**GIVEN PASSAGE**
+ + + +

The package makes use of multiple sequence alignment (MSA) for some of the downstream visualizations. If you wish to use those functionalities, make sure to install the MSA tool.

Linux (Ubuntu):

sudo apt-get install mafft

macOS:

brew install mafft

Windows:

https://mafft.cbrc.jp/alignment/software/windows_without_cygwin.html

Use

Command line interface

By far the easiest way to run the analysis is through the using of the command line interface.

usage: clustcrdist [-h] [-f FILENAME] [-d DIRECTORY] [-r RADIUS] [-q RATIO] [-c CHAIN] [-s SPECIES] [-x SUFFIX] -o OUTDIR [--custom_background CUSTOM_BACKGROUND] [--custom_index CUSTOM_INDEX] [--downsample DOWNSAMPLE]

optional arguments:
  -h, --help            show this help message and exit
  -f FILENAME, --filename FILENAME
                        Path to the file that contains the repertoire of interest. When analyzing multiple files at once, please use the 'directory' argument.
  -d DIRECTORY, --directory DIRECTORY
                        Path to the directory that contains the repertoires of interest. When analyzing a single file, please use the 'filename' argument.

+ + + +

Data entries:
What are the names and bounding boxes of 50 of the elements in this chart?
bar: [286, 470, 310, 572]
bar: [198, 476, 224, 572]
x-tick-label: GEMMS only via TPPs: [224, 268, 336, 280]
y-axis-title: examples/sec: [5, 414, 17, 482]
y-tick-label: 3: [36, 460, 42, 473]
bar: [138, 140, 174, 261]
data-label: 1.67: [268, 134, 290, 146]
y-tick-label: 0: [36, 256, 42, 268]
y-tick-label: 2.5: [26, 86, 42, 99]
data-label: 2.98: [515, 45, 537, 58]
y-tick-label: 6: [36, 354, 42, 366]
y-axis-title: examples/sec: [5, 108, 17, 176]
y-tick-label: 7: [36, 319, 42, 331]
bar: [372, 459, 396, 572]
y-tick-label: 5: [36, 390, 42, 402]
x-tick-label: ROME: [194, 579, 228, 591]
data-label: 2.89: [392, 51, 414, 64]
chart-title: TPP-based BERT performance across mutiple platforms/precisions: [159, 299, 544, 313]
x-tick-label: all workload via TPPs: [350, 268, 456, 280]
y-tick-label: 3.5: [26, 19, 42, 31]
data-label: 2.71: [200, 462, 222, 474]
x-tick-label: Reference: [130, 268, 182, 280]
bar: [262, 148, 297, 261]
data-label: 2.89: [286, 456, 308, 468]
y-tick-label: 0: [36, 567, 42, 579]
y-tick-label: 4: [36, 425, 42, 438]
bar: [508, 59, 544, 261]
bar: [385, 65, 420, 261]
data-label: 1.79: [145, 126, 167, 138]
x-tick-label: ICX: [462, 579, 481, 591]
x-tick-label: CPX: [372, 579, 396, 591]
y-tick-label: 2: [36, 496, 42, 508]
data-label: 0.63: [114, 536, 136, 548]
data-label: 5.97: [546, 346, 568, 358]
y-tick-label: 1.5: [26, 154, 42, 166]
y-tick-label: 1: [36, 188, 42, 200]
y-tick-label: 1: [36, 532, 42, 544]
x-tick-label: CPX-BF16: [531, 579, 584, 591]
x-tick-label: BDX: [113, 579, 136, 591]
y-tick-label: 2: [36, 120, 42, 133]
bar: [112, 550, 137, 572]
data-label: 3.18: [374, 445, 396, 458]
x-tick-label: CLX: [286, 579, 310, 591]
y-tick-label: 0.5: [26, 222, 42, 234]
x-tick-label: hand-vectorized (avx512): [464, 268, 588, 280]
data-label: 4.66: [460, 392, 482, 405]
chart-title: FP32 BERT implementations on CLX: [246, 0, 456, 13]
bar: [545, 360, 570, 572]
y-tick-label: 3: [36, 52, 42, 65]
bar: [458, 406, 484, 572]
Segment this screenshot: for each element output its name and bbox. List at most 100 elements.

+ + + +

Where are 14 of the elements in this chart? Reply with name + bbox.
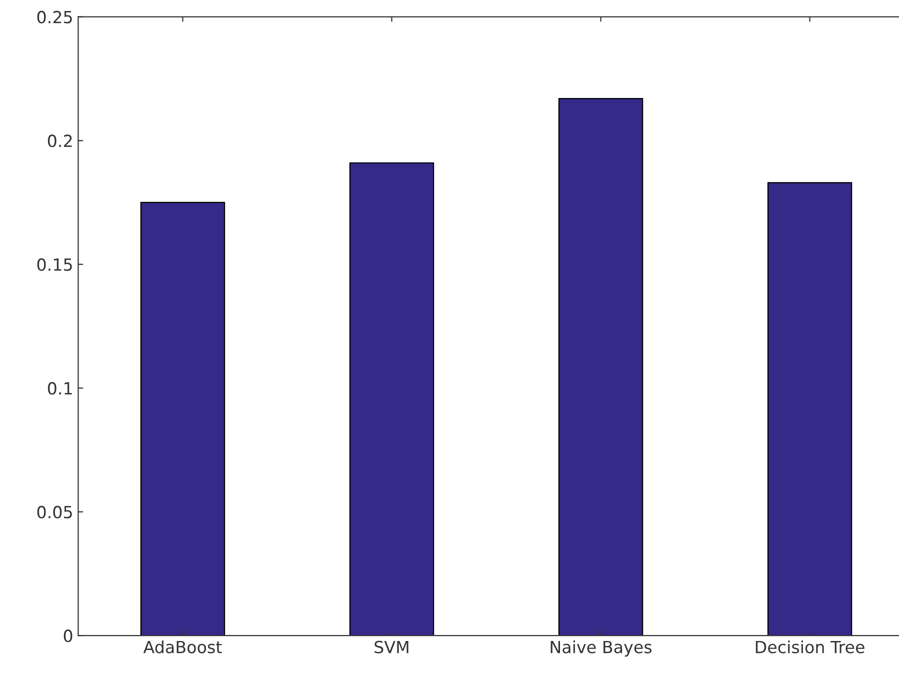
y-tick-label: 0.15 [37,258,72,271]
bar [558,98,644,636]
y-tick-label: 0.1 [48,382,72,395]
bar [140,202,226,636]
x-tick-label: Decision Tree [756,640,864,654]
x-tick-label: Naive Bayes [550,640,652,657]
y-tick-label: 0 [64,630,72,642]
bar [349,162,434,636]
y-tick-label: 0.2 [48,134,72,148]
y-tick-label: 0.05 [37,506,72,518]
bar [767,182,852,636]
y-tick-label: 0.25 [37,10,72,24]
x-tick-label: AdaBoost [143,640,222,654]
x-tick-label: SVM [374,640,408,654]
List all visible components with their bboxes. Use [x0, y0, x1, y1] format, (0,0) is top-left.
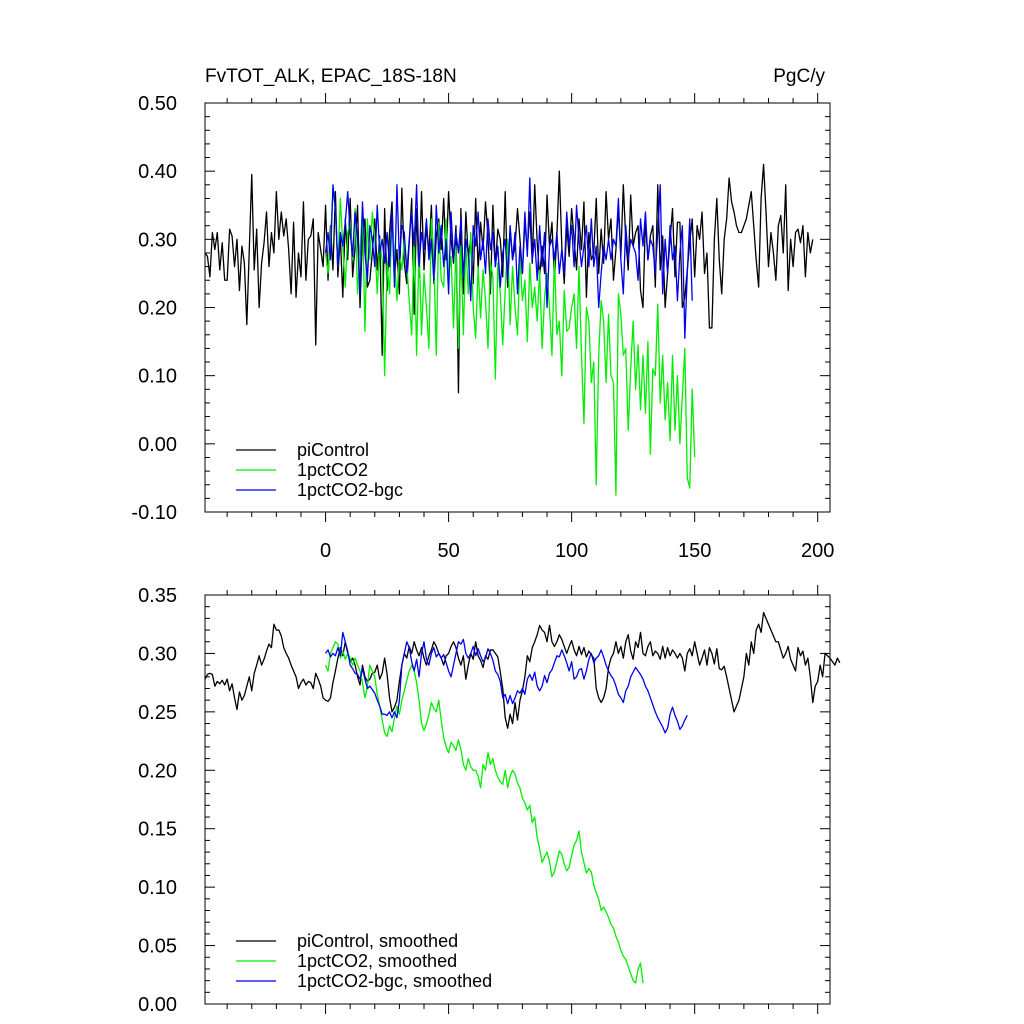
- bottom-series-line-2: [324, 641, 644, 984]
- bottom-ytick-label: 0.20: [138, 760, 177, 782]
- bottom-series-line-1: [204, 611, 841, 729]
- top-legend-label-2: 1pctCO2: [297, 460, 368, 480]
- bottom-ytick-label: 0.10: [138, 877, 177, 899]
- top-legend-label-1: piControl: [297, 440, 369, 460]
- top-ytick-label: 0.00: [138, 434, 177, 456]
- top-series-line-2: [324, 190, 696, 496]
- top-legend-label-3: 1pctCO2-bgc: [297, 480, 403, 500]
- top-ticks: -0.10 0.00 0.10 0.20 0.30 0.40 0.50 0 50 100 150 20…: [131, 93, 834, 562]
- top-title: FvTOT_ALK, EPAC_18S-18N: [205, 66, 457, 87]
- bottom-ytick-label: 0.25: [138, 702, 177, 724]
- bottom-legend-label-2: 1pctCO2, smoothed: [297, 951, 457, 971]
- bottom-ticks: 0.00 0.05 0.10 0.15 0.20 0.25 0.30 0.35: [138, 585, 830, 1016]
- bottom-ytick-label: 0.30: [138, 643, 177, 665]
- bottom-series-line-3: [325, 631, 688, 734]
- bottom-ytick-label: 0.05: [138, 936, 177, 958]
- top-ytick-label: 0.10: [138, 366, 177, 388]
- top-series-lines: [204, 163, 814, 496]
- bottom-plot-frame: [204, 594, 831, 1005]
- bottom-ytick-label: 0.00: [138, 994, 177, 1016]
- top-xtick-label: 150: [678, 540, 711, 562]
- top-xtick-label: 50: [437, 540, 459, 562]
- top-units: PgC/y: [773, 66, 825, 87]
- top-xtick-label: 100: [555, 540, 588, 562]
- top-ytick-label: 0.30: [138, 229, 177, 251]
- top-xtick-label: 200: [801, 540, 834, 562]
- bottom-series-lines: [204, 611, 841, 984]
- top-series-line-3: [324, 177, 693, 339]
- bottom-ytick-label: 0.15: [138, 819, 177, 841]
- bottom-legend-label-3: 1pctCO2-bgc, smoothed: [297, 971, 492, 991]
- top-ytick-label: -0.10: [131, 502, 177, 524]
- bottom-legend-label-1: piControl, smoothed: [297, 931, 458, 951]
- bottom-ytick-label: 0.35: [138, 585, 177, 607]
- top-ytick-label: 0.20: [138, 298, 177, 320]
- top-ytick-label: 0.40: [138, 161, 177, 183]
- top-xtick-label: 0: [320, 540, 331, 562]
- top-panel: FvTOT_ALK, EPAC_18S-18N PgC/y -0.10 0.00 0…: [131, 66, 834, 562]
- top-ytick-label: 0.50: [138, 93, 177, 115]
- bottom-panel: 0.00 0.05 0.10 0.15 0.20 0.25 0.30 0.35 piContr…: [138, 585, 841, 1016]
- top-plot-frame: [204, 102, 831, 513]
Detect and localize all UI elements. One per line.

+ + + +

**SET PROBLEM 1**
Return the part of the clustcrdist documentation starting at "-d DIRECTORY, --directory" and ending at "the 'filename' argument.".
**SET PROBLEM 2**
Supply the next part of the clustcrdist documentation, picking up after its final line.

**TASK ANSWER 1**
-d DIRECTORY, --directory DIRECTORY
                        Path to the directory that contains the repertoires of interest. When analyzing a single file, please use the 'filename' argument.

**TASK ANSWER 2**
  -r RADIUS, --radius RADIUS
                        The radius for defining neighbors. Default is 12.5.
  -q RATIO, --ratio RATIO
                        The ratio between background and foreground. Only applicable when no custom background is provided. Default is 10.
  -c CHAIN, --chain CHAIN
                        TCR chain. AB for alphabeta. Default is B.
  -s SPECIES, --species SPECIES
                        Species. Default is human.
  -x SUFFIX, --suffix SUFFIX
                        A suffix to add to the output file name.
  -o OUTDIR, --outdir OUTDIR
                        Path to directory where results will be saved. If directory is non-existent, a new one will be created.
  --custom_background CUSTOM_BACKGROUND
                        The path to a custom background index file.
  --custom_index CUSTOM_INDEX
                        The path to a custom background file.
  --downsample DOWNSAMPLE
                        The number of sequences to downsample from the input file. Default is None.

Example:

clustcrdist --filename ./clustcrdist/data/test.tsv --chain AB --species human --radius 96 --ratio 10 --suffix result --outdir ./testresult/

Note:

When analyzing multiple files, the -f or --filename should remain unspecified. Instead -d or --directory should be used.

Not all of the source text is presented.